• _Description of the task_
Copy out the lines of the items from the line containing "- callout-number-2: 2: [32, 1219, 55, 1266]" through the line containing "- callout-number-1: 1: [26, 1023, 49, 1070]", keeping both end lines.
+++ Exercise input +++
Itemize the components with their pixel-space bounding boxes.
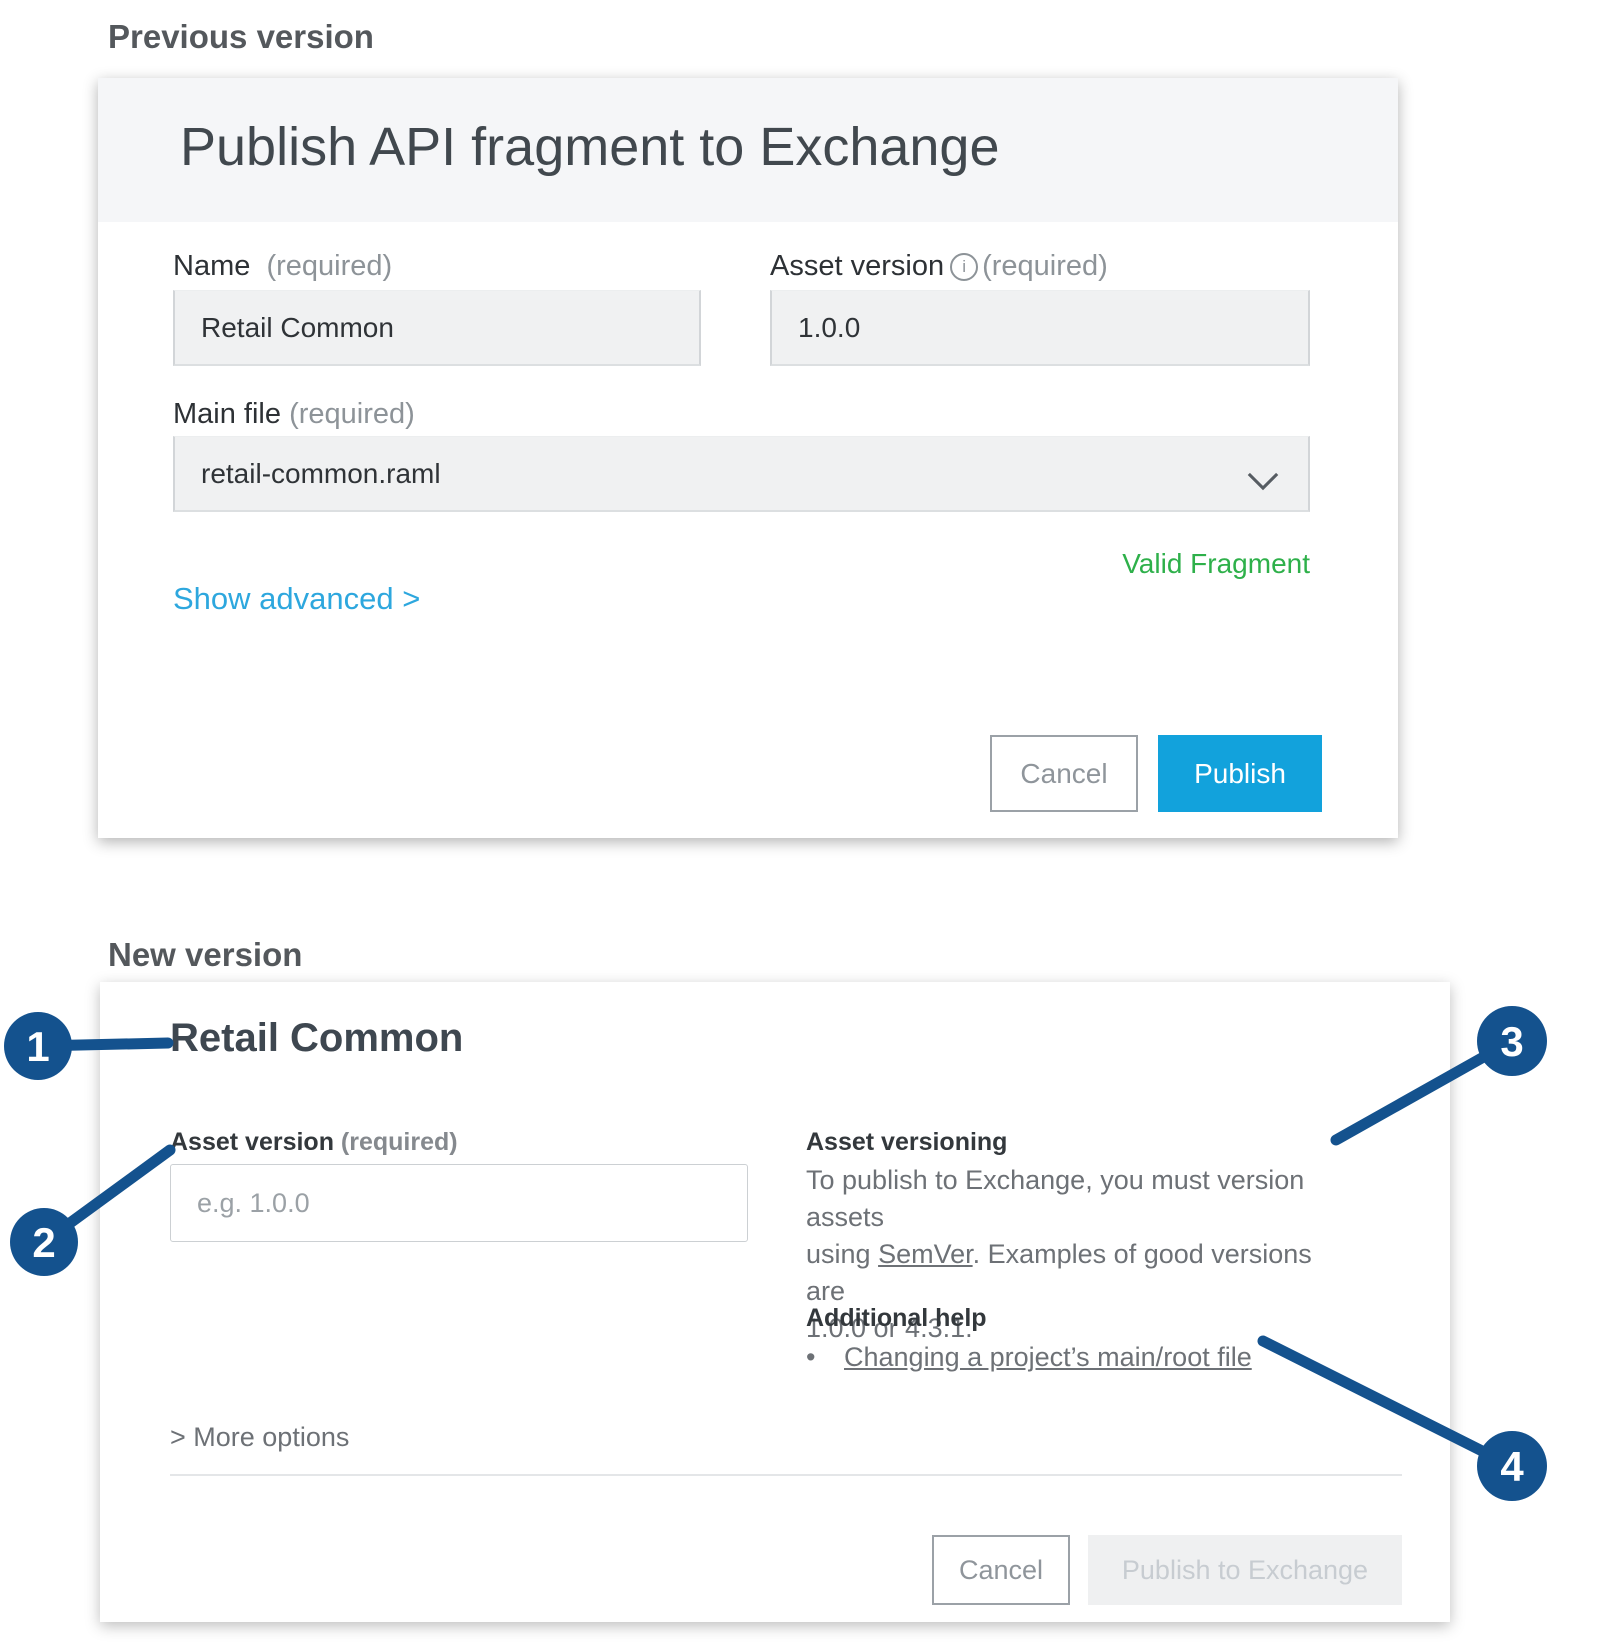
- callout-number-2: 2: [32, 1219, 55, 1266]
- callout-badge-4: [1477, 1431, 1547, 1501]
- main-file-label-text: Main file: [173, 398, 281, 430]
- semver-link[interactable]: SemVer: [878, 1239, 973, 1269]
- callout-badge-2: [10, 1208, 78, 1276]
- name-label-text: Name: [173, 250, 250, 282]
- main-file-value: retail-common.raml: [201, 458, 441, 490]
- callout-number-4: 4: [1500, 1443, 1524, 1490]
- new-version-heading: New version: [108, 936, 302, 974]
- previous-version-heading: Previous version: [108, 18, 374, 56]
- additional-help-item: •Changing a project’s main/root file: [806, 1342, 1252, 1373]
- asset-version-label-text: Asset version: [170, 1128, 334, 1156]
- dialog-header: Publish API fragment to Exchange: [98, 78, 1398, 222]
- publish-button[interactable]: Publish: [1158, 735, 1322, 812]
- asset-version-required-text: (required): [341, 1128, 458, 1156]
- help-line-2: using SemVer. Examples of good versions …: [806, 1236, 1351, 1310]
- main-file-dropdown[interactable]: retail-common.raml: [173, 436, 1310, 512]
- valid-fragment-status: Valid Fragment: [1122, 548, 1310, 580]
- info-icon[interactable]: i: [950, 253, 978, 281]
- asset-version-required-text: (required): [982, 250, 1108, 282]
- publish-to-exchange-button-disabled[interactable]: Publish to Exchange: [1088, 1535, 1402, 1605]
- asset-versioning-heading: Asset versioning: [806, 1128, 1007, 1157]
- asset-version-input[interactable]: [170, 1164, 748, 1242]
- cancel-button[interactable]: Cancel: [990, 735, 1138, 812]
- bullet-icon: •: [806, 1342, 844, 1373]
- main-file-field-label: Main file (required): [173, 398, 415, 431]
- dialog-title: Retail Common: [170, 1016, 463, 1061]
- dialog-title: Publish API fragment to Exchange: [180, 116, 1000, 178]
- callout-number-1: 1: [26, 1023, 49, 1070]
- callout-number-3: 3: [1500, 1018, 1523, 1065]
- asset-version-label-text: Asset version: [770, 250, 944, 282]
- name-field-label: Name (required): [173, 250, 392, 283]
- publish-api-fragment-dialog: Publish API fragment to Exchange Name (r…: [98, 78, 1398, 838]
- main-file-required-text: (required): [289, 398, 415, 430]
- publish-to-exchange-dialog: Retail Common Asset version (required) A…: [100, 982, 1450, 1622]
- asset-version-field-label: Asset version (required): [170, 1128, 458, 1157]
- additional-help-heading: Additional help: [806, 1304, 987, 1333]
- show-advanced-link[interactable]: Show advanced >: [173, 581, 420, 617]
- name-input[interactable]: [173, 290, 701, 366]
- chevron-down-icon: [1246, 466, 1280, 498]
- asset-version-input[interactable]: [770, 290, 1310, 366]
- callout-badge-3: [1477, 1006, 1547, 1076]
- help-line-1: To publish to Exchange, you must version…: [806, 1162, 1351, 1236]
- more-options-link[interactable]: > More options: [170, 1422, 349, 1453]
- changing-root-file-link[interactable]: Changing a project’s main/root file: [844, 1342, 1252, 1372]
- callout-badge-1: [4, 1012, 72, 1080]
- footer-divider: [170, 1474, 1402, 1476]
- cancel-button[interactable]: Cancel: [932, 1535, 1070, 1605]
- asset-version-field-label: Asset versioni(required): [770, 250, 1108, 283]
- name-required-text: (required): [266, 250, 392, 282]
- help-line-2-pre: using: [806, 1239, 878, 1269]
+++
• _Result of this exercise_
- callout-number-2: 2: [32, 1219, 55, 1266]
- callout-badge-4: [1477, 1431, 1547, 1501]
- main-file-label-text: Main file: [173, 398, 281, 430]
- semver-link[interactable]: SemVer: [878, 1239, 973, 1269]
- callout-badge-2: [10, 1208, 78, 1276]
- name-label-text: Name: [173, 250, 250, 282]
- main-file-value: retail-common.raml: [201, 458, 441, 490]
- callout-number-4: 4: [1500, 1443, 1524, 1490]
- new-version-heading: New version: [108, 936, 302, 974]
- previous-version-heading: Previous version: [108, 18, 374, 56]
- additional-help-item: •Changing a project’s main/root file: [806, 1342, 1252, 1373]
- asset-version-label-text: Asset version: [170, 1128, 334, 1156]
- dialog-header: Publish API fragment to Exchange: [98, 78, 1398, 222]
- publish-button[interactable]: Publish: [1158, 735, 1322, 812]
- asset-version-required-text: (required): [341, 1128, 458, 1156]
- help-line-2: using SemVer. Examples of good versions …: [806, 1236, 1351, 1310]
- main-file-dropdown[interactable]: retail-common.raml: [173, 436, 1310, 512]
- valid-fragment-status: Valid Fragment: [1122, 548, 1310, 580]
- info-icon[interactable]: i: [950, 253, 978, 281]
- asset-version-required-text: (required): [982, 250, 1108, 282]
- publish-to-exchange-button-disabled[interactable]: Publish to Exchange: [1088, 1535, 1402, 1605]
- asset-versioning-heading: Asset versioning: [806, 1128, 1007, 1157]
- asset-version-input[interactable]: [170, 1164, 748, 1242]
- cancel-button[interactable]: Cancel: [990, 735, 1138, 812]
- bullet-icon: •: [806, 1342, 844, 1373]
- main-file-field-label: Main file (required): [173, 398, 415, 431]
- dialog-title: Retail Common: [170, 1016, 463, 1061]
- dialog-title: Publish API fragment to Exchange: [180, 116, 1000, 178]
- callout-number-1: 1: [26, 1023, 49, 1070]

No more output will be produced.